* _Exercise objective_
Copy every line of the listing below word for word, leaving out any pictures.

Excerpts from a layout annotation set
○ ○ ○ ○ ○ ○ ○

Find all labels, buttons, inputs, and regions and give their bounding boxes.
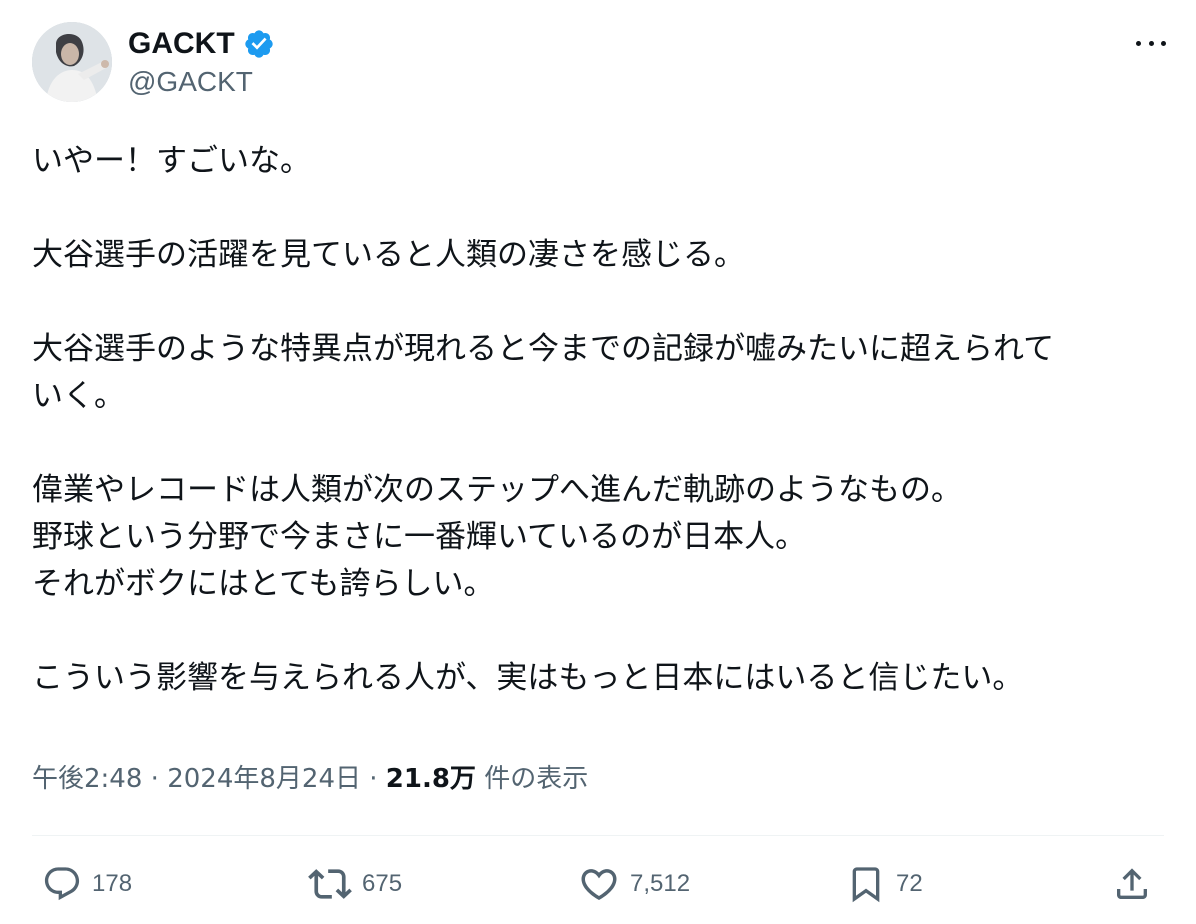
tweet-line: 偉業やレコードは人類が次のステップへ進んだ軌跡のようなもの。 <box>32 472 962 508</box>
heart-icon <box>581 869 617 901</box>
display-name[interactable]: GACKT <box>128 27 235 61</box>
meta-separator: · <box>142 764 168 794</box>
tweet-meta: 午後2:48 · 2024年8月24日 · 21.8万 件の表示 <box>32 758 588 795</box>
repost-count: 675 <box>362 870 403 897</box>
bookmark-button[interactable]: 72 <box>846 856 923 912</box>
action-bar: 178 675 7,512 72 <box>0 856 1196 912</box>
tweet-line: いく。 <box>32 378 125 414</box>
tweet-time[interactable]: 午後2:48 <box>32 764 142 794</box>
divider <box>32 835 1164 836</box>
handle[interactable]: @GACKT <box>128 66 253 98</box>
bookmark-icon <box>852 867 880 903</box>
like-count: 7,512 <box>630 870 691 897</box>
more-icon[interactable] <box>1136 30 1166 56</box>
tweet-date[interactable]: 2024年8月24日 <box>167 764 361 794</box>
verified-badge-icon <box>243 28 275 60</box>
reply-icon <box>44 867 80 901</box>
tweet-line: それがボクにはとても誇らしい。 <box>32 566 495 602</box>
reply-button[interactable]: 178 <box>42 856 132 912</box>
tweet-line-blank <box>32 185 1172 232</box>
tweet-card: GACKT @GACKT いやー！すごいな。 大谷選手の活躍を見ていると人類の凄… <box>0 0 1196 924</box>
tweet-line: 大谷選手の活躍を見ていると人類の凄さを感じる。 <box>32 237 745 273</box>
repost-icon <box>308 869 352 899</box>
bookmark-count: 72 <box>896 870 923 897</box>
views-label: 件の表示 <box>475 764 589 794</box>
name-row: GACKT <box>128 24 275 64</box>
avatar-image <box>32 22 112 102</box>
repost-button[interactable]: 675 <box>308 856 402 912</box>
like-button[interactable]: 7,512 <box>578 856 690 912</box>
views-count[interactable]: 21.8万 <box>386 764 476 794</box>
tweet-line: こういう影響を与えられる人が、実はもっと日本にはいると信じたい。 <box>32 660 1024 696</box>
share-button[interactable] <box>1112 856 1152 912</box>
reply-count: 178 <box>92 870 133 897</box>
share-icon <box>1117 868 1147 899</box>
tweet-line: いやー！すごいな。 <box>32 143 311 179</box>
tweet-line-blank <box>32 420 1172 467</box>
tweet-line: 大谷選手のような特異点が現れると今までの記録が嘘みたいに超えられて <box>32 331 1055 367</box>
tweet-text: いやー！すごいな。 大谷選手の活躍を見ていると人類の凄さを感じる。 大谷選手のよ… <box>32 138 1172 702</box>
tweet-line-blank <box>32 608 1172 655</box>
meta-separator: · <box>360 764 386 794</box>
avatar[interactable] <box>32 22 112 102</box>
tweet-line-blank <box>32 279 1172 326</box>
tweet-line: 野球という分野で今まさに一番輝いているのが日本人。 <box>32 519 807 555</box>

○ ○ ○ ○ ○ ○ ○

* _Result of the task_
Find all labels, buttons, inputs, and regions and give their bounding boxes.
tweet-line: 偉業やレコードは人類が次のステップへ進んだ軌跡のようなもの。 <box>32 472 962 508</box>
heart-icon <box>581 869 617 901</box>
display-name[interactable]: GACKT <box>128 27 235 61</box>
meta-separator: · <box>142 764 168 794</box>
tweet-meta: 午後2:48 · 2024年8月24日 · 21.8万 件の表示 <box>32 758 588 795</box>
repost-count: 675 <box>362 870 403 897</box>
bookmark-button[interactable]: 72 <box>846 856 923 912</box>
action-bar: 178 675 7,512 72 <box>0 856 1196 912</box>
tweet-line: いく。 <box>32 378 125 414</box>
tweet-time[interactable]: 午後2:48 <box>32 764 142 794</box>
divider <box>32 835 1164 836</box>
handle[interactable]: @GACKT <box>128 66 253 98</box>
bookmark-icon <box>852 867 880 903</box>
like-count: 7,512 <box>630 870 691 897</box>
more-icon[interactable] <box>1136 30 1166 56</box>
tweet-date[interactable]: 2024年8月24日 <box>167 764 361 794</box>
verified-badge-icon <box>243 28 275 60</box>
reply-icon <box>44 867 80 901</box>
tweet-line: それがボクにはとても誇らしい。 <box>32 566 495 602</box>
reply-button[interactable]: 178 <box>42 856 132 912</box>
tweet-line-blank <box>32 185 1172 232</box>
tweet-card: GACKT @GACKT いやー！すごいな。 大谷選手の活躍を見ていると人類の凄… <box>0 0 1196 924</box>
tweet-line: 大谷選手の活躍を見ていると人類の凄さを感じる。 <box>32 237 745 273</box>
repost-icon <box>308 869 352 899</box>
bookmark-count: 72 <box>896 870 923 897</box>
views-label: 件の表示 <box>475 764 589 794</box>
name-row: GACKT <box>128 24 275 64</box>
avatar-image <box>32 22 112 102</box>
repost-button[interactable]: 675 <box>308 856 402 912</box>
like-button[interactable]: 7,512 <box>578 856 690 912</box>
views-count[interactable]: 21.8万 <box>386 764 476 794</box>
tweet-line: こういう影響を与えられる人が、実はもっと日本にはいると信じたい。 <box>32 660 1024 696</box>
share-button[interactable] <box>1112 856 1152 912</box>
reply-count: 178 <box>92 870 133 897</box>
share-icon <box>1117 868 1147 899</box>
tweet-line: いやー！すごいな。 <box>32 143 311 179</box>
tweet-line-blank <box>32 420 1172 467</box>
tweet-line: 大谷選手のような特異点が現れると今までの記録が嘘みたいに超えられて <box>32 331 1055 367</box>
tweet-text: いやー！すごいな。 大谷選手の活躍を見ていると人類の凄さを感じる。 大谷選手のよ… <box>32 138 1172 702</box>
tweet-line-blank <box>32 608 1172 655</box>
meta-separator: · <box>360 764 386 794</box>
avatar[interactable] <box>32 22 112 102</box>
tweet-line-blank <box>32 279 1172 326</box>
tweet-line: 野球という分野で今まさに一番輝いているのが日本人。 <box>32 519 807 555</box>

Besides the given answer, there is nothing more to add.